▶ [TASK TO COMPLETE]:
Quote the records that follow in full, leaving the pictures out.

▶ [DATASET EXTRACT]:
■ ■ ■

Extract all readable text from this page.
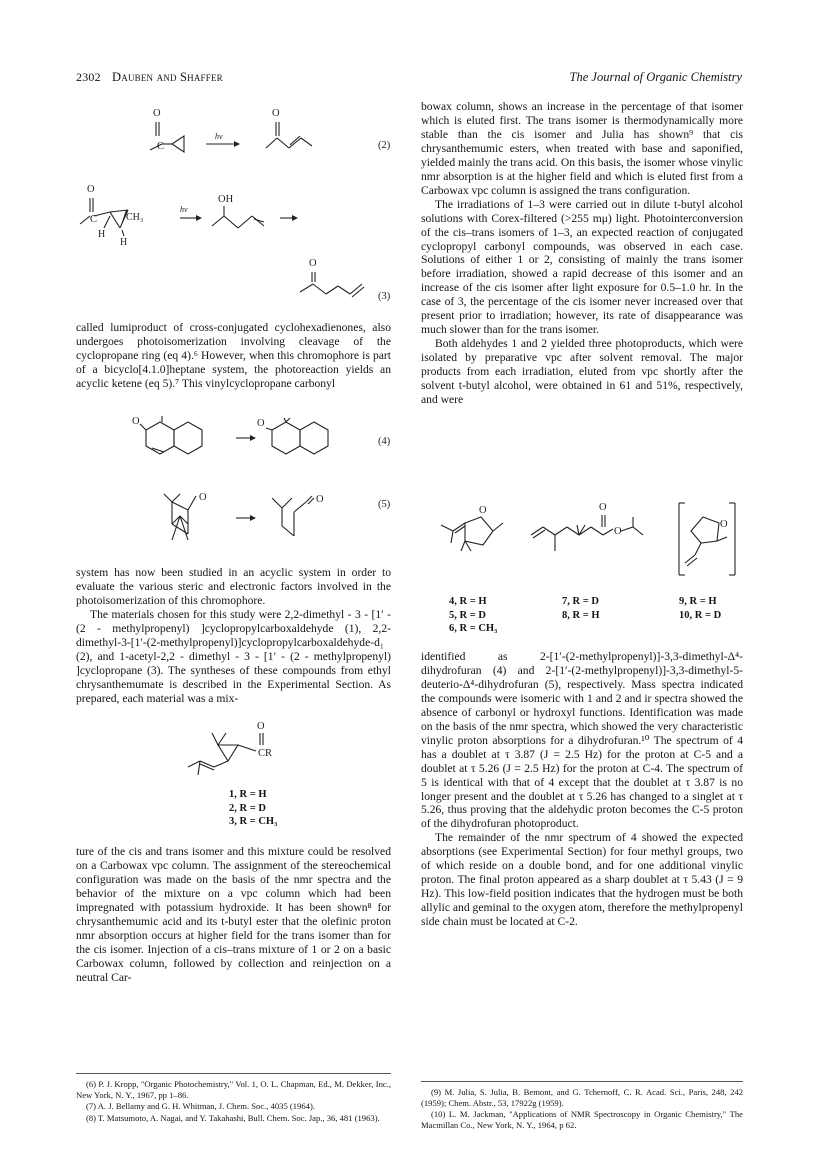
2302 Dauben and Shaffer	The Journal of Organic Chemistry
O
C
O
hν
(2)
O
C	CH₃
H
H
hν
OH
O
(3)

called lumiproduct of cross-conjugated cyclohexadienones, also undergoes photoisomerization involving cleavage of the cyclopropane ring (eq 4).⁶ However, when this chromophore is part of a bicyclo[4.1.0]heptane system, the photoreaction yields an acyclic ketene (eq 5).⁷ This vinylcyclopropane carbonyl

O	O
O	O
(4)
(5)

system has now been studied in an acyclic system in order to evaluate the various steric and electronic factors involved in the photoisomerization of this chromophore.

The materials chosen for this study were 2,2-dimethyl - 3 - [1′ - (2 - methylpropenyl) ]cyclopropylcarboxaldehyde (1), 2,2-dimethyl-3-[1′-(2-methylpropenyl)]cyclopropylcarboxaldehyde-d₁ (2), and 1-acetyl-2,2 - dimethyl - 3 - [1′ - (2 - methylpropenyl) ]cyclopropane (3). The syntheses of these compounds from ethyl chrysanthemumate is described in the Experimental Section. As prepared, each material was a mix-

O
CR
1, R = H
2, R = D
3, R = CH₃

ture of the cis and trans isomer and this mixture could be resolved on a Carbowax vpc column. The assignment of the stereochemical configuration was made on the basis of the nmr spectra and the behavior of the mixture on a vpc column which had been impregnated with potassium hydroxide. It has been shown⁸ for chrysanthemumic acid and its t-butyl ester that the olefinic proton nmr absorption occurs at higher field for the trans isomer than for the cis isomer. Injection of a cis–trans mixture of 1 or 2 on a basic Carbowax column, followed by collection and reinjection on a neutral Car-

(6) P. J. Kropp, "Organic Photochemistry," Vol. 1, O. L. Chapman, Ed., M. Dekker, Inc., New York, N. Y., 1967, pp 1–86.

(7) A. J. Bellamy and G. H. Whitman, J. Chem. Soc., 4035 (1964).

(8) T. Matsumoto, A. Nagai, and Y. Takahashi, Bull. Chem. Soc. Jap., 36, 481 (1963).

bowax column, shows an increase in the percentage of that isomer which is eluted first. The trans isomer is thermodynamically more stable than the cis isomer and Julia has shown⁹ that cis chrysanthemumic esters, when treated with base and saponified, yielded mainly the trans acid. On this basis, the isomer whose vinylic nmr absorption is at the higher field and which is eluted first from a Carbowax vpc column is assigned the trans configuration.

The irradiations of 1–3 were carried out in dilute t-butyl alcohol solutions with Corex-filtered (>255 mμ) light. Photointerconversion of the cis–trans isomers of 1–3, an expected reaction of conjugated cyclopropyl carbonyl compounds, was observed in each case. Solutions of either 1 or 2, consisting of mainly the trans isomer before irradiation, showed a rapid decrease of this isomer and an increase of the cis isomer after light exposure for 0.5–1.0 hr. In the case of 3, the percentage of the cis isomer never increased over that present prior to irradiation; however, its rate of disappearance was much slower than for the trans isomer.

Both aldehydes 1 and 2 yielded three photoproducts, which were isolated by preparative vpc after solvent removal. The major products from each irradiation, eluted from vpc shortly after the solvent t-butyl alcohol, were obtained in 61 and 51%, respectively, and were

O	O
O
O
4, R = H
5, R = D
6, R = CH₃
7, R = D
8, R = H
9, R = H
10, R = D

identified as 2-[1′-(2-methylpropenyl)]-3,3-dimethyl-Δ⁴-dihydrofuran (4) and 2-[1′-(2-methylpropenyl)]-3,3-dimethyl-5-deuterio-Δ⁴-dihydrofuran (5), respectively. Mass spectra indicated the compounds were isomeric with 1 and 2 and ir spectra showed the absence of carbonyl or hydroxyl functions. Identification was made on the basis of the nmr spectra, which showed the very characteristic vinylic proton absorptions for a dihydrofuran.¹⁰ The spectrum of 4 has a doublet at τ 3.87 (J = 2.5 Hz) for the proton at C-5 and a doublet at τ 5.26 (J = 2.5 Hz) for the proton at C-4. The spectrum of 5 is identical with that of 4 except that the doublet at τ 3.87 is no longer present and the doublet at τ 5.26 has changed to a singlet at τ 5.26, thus proving that the aldehydic proton becomes the C-5 proton of the dihydrofuran photoproduct.

The remainder of the nmr spectrum of 4 showed the expected absorptions (see Experimental Section) for four methyl groups, two of which reside on a double bond, and for one additional vinylic proton. The final proton appeared as a sharp doublet at τ 5.43 (J = 9 Hz). This low-field position indicates that the hydrogen must be both allylic and geminal to the oxygen atom, therefore the methylpropenyl side chain must be located at C-2.

(9) M. Julia, S. Julia, B. Bemont, and G. Tchernoff, C. R. Acad. Sci., Paris, 248, 242 (1959); Chem. Abstr., 53, 17922g (1959).

(10) L. M. Jackman, "Applications of NMR Spectroscopy in Organic Chemistry," The Macmillan Co., New York, N. Y., 1964, p 62.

■ ■ ■

▶ [RESULT FOR THIS TASK]:
Extract all readable text from this page.
2302 Dauben and Shaffer	The Journal of Organic Chemistry
O
C
O
hν
(2)
O
C	CH₃
H
H
hν
OH
O
(3)

called lumiproduct of cross-conjugated cyclohexadienones, also undergoes photoisomerization involving cleavage of the cyclopropane ring (eq 4).⁶ However, when this chromophore is part of a bicyclo[4.1.0]heptane system, the photoreaction yields an acyclic ketene (eq 5).⁷ This vinylcyclopropane carbonyl

O	O
O	O
(4)
(5)

system has now been studied in an acyclic system in order to evaluate the various steric and electronic factors involved in the photoisomerization of this chromophore.

The materials chosen for this study were 2,2-dimethyl - 3 - [1′ - (2 - methylpropenyl) ]cyclopropylcarboxaldehyde (1), 2,2-dimethyl-3-[1′-(2-methylpropenyl)]cyclopropylcarboxaldehyde-d₁ (2), and 1-acetyl-2,2 - dimethyl - 3 - [1′ - (2 - methylpropenyl) ]cyclopropane (3). The syntheses of these compounds from ethyl chrysanthemumate is described in the Experimental Section. As prepared, each material was a mix-

O
CR
1, R = H
2, R = D
3, R = CH₃

ture of the cis and trans isomer and this mixture could be resolved on a Carbowax vpc column. The assignment of the stereochemical configuration was made on the basis of the nmr spectra and the behavior of the mixture on a vpc column which had been impregnated with potassium hydroxide. It has been shown⁸ for chrysanthemumic acid and its t-butyl ester that the olefinic proton nmr absorption occurs at higher field for the trans isomer than for the cis isomer. Injection of a cis–trans mixture of 1 or 2 on a basic Carbowax column, followed by collection and reinjection on a neutral Car-

(6) P. J. Kropp, "Organic Photochemistry," Vol. 1, O. L. Chapman, Ed., M. Dekker, Inc., New York, N. Y., 1967, pp 1–86.

(7) A. J. Bellamy and G. H. Whitman, J. Chem. Soc., 4035 (1964).

(8) T. Matsumoto, A. Nagai, and Y. Takahashi, Bull. Chem. Soc. Jap., 36, 481 (1963).

bowax column, shows an increase in the percentage of that isomer which is eluted first. The trans isomer is thermodynamically more stable than the cis isomer and Julia has shown⁹ that cis chrysanthemumic esters, when treated with base and saponified, yielded mainly the trans acid. On this basis, the isomer whose vinylic nmr absorption is at the higher field and which is eluted first from a Carbowax vpc column is assigned the trans configuration.

The irradiations of 1–3 were carried out in dilute t-butyl alcohol solutions with Corex-filtered (>255 mμ) light. Photointerconversion of the cis–trans isomers of 1–3, an expected reaction of conjugated cyclopropyl carbonyl compounds, was observed in each case. Solutions of either 1 or 2, consisting of mainly the trans isomer before irradiation, showed a rapid decrease of this isomer and an increase of the cis isomer after light exposure for 0.5–1.0 hr. In the case of 3, the percentage of the cis isomer never increased over that present prior to irradiation; however, its rate of disappearance was much slower than for the trans isomer.

Both aldehydes 1 and 2 yielded three photoproducts, which were isolated by preparative vpc after solvent removal. The major products from each irradiation, eluted from vpc shortly after the solvent t-butyl alcohol, were obtained in 61 and 51%, respectively, and were

O	O
O
O
4, R = H
5, R = D
6, R = CH₃
7, R = D
8, R = H
9, R = H
10, R = D

identified as 2-[1′-(2-methylpropenyl)]-3,3-dimethyl-Δ⁴-dihydrofuran (4) and 2-[1′-(2-methylpropenyl)]-3,3-dimethyl-5-deuterio-Δ⁴-dihydrofuran (5), respectively. Mass spectra indicated the compounds were isomeric with 1 and 2 and ir spectra showed the absence of carbonyl or hydroxyl functions. Identification was made on the basis of the nmr spectra, which showed the very characteristic vinylic proton absorptions for a dihydrofuran.¹⁰ The spectrum of 4 has a doublet at τ 3.87 (J = 2.5 Hz) for the proton at C-5 and a doublet at τ 5.26 (J = 2.5 Hz) for the proton at C-4. The spectrum of 5 is identical with that of 4 except that the doublet at τ 3.87 is no longer present and the doublet at τ 5.26 has changed to a singlet at τ 5.26, thus proving that the aldehydic proton becomes the C-5 proton of the dihydrofuran photoproduct.

The remainder of the nmr spectrum of 4 showed the expected absorptions (see Experimental Section) for four methyl groups, two of which reside on a double bond, and for one additional vinylic proton. The final proton appeared as a sharp doublet at τ 5.43 (J = 9 Hz). This low-field position indicates that the hydrogen must be both allylic and geminal to the oxygen atom, therefore the methylpropenyl side chain must be located at C-2.

(9) M. Julia, S. Julia, B. Bemont, and G. Tchernoff, C. R. Acad. Sci., Paris, 248, 242 (1959); Chem. Abstr., 53, 17922g (1959).

(10) L. M. Jackman, "Applications of NMR Spectroscopy in Organic Chemistry," The Macmillan Co., New York, N. Y., 1964, p 62.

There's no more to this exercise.